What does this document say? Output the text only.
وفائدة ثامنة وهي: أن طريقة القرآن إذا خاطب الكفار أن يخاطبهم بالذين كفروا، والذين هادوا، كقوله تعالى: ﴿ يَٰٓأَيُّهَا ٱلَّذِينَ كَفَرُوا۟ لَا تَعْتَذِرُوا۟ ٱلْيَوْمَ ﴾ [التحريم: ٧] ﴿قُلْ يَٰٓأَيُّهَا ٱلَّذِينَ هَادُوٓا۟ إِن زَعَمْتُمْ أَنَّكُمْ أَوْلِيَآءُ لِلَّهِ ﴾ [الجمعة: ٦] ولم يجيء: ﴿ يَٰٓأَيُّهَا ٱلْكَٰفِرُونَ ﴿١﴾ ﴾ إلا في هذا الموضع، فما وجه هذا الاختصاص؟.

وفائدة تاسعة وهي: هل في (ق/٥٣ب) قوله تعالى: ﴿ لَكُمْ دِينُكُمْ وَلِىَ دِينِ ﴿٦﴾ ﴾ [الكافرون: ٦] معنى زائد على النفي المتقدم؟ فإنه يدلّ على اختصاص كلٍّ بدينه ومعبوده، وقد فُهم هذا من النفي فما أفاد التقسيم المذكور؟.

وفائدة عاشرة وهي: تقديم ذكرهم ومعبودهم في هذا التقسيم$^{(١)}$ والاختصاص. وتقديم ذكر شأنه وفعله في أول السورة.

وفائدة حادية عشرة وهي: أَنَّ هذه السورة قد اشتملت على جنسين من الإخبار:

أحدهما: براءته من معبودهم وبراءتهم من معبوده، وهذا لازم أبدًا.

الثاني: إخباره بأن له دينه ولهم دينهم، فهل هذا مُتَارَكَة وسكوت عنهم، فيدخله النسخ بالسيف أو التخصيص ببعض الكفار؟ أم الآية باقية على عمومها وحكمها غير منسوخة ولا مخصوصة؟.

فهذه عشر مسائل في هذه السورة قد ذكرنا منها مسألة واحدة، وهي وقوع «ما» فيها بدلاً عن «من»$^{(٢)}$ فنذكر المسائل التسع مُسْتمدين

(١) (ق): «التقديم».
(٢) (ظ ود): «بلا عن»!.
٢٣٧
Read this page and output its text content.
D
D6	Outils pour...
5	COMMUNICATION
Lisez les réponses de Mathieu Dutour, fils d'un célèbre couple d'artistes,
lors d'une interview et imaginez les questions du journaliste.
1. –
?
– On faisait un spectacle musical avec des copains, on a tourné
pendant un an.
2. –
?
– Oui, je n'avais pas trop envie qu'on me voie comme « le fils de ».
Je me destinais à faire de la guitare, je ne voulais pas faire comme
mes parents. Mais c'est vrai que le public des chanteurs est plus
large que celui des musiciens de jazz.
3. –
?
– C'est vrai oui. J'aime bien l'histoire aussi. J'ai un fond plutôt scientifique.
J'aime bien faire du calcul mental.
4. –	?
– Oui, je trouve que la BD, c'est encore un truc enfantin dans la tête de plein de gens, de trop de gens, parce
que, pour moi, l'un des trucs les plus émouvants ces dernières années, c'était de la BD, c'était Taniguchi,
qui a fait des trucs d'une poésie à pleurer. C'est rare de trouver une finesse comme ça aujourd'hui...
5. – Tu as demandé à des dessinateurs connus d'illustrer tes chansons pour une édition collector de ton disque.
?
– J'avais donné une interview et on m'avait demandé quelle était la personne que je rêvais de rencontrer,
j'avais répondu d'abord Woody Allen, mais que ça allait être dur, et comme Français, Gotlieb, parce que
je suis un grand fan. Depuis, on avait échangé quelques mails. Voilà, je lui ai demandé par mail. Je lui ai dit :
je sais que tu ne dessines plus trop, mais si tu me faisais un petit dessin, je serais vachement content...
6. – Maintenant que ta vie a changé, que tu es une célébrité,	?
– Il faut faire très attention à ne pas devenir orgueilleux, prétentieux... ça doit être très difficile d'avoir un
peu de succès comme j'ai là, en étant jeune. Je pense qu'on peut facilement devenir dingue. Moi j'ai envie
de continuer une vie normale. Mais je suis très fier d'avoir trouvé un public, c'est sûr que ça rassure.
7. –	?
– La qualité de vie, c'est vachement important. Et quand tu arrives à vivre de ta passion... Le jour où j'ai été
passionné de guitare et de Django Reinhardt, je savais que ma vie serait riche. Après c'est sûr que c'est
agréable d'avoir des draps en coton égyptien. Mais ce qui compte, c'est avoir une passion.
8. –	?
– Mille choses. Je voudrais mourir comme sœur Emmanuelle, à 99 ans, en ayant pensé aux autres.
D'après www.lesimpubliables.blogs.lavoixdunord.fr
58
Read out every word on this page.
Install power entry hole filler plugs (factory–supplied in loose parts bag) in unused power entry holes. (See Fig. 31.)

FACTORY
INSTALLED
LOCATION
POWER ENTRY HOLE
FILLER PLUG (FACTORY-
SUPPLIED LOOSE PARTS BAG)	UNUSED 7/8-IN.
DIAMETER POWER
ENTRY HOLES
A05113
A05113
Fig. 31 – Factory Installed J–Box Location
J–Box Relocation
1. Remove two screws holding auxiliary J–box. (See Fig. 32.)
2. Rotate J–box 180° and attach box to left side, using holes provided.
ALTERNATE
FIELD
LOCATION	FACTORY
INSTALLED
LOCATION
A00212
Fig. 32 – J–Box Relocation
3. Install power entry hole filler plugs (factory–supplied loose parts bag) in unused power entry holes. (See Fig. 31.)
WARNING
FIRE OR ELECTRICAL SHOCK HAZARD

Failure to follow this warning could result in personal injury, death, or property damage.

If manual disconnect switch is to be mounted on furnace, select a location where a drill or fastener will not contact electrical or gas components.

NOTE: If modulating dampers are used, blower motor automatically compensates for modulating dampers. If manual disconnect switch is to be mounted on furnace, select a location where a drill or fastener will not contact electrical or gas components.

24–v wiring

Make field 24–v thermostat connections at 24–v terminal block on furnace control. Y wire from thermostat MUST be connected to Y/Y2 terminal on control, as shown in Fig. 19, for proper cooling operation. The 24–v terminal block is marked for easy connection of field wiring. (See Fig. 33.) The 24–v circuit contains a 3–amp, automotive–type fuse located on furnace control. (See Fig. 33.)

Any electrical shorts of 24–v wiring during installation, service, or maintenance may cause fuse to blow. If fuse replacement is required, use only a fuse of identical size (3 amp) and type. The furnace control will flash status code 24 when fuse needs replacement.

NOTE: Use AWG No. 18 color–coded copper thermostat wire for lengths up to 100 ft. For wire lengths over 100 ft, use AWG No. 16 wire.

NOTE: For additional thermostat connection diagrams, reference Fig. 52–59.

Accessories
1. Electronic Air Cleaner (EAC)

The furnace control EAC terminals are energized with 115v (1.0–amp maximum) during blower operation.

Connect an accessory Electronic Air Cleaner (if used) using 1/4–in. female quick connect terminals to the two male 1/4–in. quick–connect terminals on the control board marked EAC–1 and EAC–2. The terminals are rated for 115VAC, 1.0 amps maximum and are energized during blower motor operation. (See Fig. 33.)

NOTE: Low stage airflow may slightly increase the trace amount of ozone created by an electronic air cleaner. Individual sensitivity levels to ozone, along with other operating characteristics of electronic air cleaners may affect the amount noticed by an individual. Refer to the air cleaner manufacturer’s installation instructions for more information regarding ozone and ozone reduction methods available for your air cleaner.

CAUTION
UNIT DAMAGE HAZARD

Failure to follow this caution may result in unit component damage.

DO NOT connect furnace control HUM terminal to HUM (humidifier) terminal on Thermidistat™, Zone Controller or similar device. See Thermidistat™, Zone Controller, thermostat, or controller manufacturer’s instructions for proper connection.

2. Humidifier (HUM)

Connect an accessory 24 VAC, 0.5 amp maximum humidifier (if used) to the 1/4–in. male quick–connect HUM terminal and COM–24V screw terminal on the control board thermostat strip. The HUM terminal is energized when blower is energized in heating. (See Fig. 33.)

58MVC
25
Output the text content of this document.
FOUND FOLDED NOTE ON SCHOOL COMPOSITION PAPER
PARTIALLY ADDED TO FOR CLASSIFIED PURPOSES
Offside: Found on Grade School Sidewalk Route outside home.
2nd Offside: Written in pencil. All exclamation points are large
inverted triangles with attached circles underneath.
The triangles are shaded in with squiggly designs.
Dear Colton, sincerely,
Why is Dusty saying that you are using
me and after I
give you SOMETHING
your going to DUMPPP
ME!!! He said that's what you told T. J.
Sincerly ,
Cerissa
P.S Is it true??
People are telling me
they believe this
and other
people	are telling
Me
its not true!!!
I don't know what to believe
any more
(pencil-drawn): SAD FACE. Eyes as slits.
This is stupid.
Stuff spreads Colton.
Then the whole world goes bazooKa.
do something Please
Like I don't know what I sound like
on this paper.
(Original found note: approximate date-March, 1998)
- - - - -
Problem statement:
From the entries above, copy every line containing the word "manufacturer".

Response to this task:
NOTE: Low stage airflow may slightly increase the trace amount of ozone created by an electronic air cleaner. Individual sensitivity levels to ozone, along with other operating characteristics of electronic air cleaners may affect the amount noticed by an individual. Refer to the air cleaner manufacturer’s installation instructions for more information regarding ozone and ozone reduction methods available for your air cleaner.
DO NOT connect furnace control HUM terminal to HUM (humidifier) terminal on Thermidistat™, Zone Controller or similar device. See Thermidistat™, Zone Controller, thermostat, or controller manufacturer’s instructions for proper connection.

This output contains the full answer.